Directions: Working from the material below, print the lines from the line holding "OCR this image." through its final line, inclusive, exactly and with nothing else; pictures are excluded.
=== Provided information ===
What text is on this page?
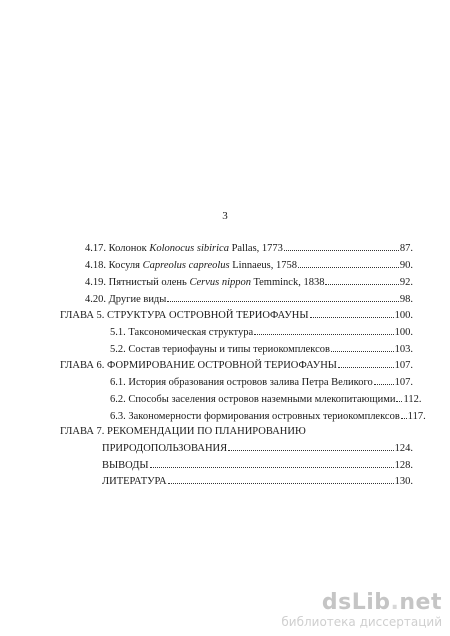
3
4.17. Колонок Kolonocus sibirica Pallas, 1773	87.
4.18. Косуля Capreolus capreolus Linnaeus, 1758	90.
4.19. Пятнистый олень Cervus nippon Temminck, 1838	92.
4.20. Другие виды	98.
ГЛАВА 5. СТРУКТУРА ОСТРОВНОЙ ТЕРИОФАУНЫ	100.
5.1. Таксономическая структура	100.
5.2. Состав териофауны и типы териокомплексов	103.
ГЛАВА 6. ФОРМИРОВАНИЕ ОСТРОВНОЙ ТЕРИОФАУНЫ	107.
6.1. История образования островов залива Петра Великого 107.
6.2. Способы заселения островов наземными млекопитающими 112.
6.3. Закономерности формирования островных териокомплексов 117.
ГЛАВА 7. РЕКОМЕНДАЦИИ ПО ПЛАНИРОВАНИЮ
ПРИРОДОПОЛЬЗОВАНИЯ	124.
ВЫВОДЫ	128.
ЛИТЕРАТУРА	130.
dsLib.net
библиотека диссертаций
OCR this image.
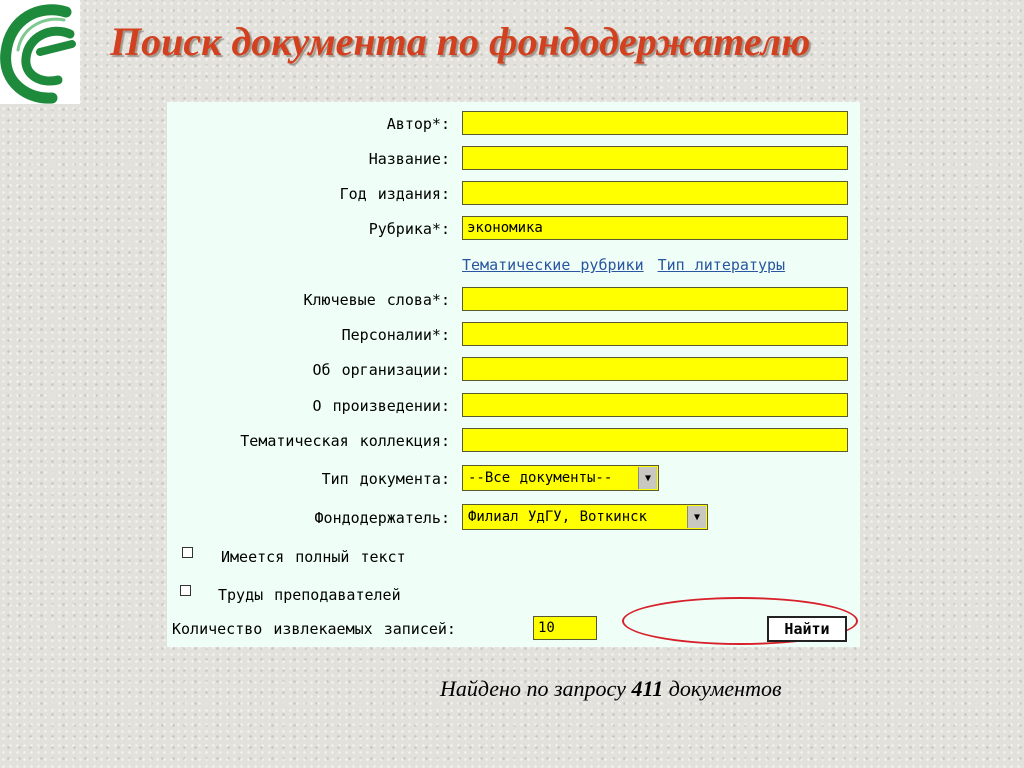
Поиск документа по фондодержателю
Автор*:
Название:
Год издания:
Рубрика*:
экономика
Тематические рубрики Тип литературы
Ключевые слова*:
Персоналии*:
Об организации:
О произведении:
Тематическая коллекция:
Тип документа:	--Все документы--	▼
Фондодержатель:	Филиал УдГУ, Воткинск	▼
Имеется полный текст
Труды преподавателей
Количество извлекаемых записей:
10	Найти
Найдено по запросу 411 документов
===
Answer to this exercise:
OCR this image.
Поиск документа по фондодержателю
Автор*:
Название:
Год издания:
Рубрика*:
экономика
Тематические рубрики Тип литературы
Ключевые слова*:
Персоналии*:
Об организации:
О произведении:
Тематическая коллекция:
Тип документа:	--Все документы--	▼
Фондодержатель:	Филиал УдГУ, Воткинск	▼
Имеется полный текст
Труды преподавателей
Количество извлекаемых записей:
10	Найти
Найдено по запросу 411 документов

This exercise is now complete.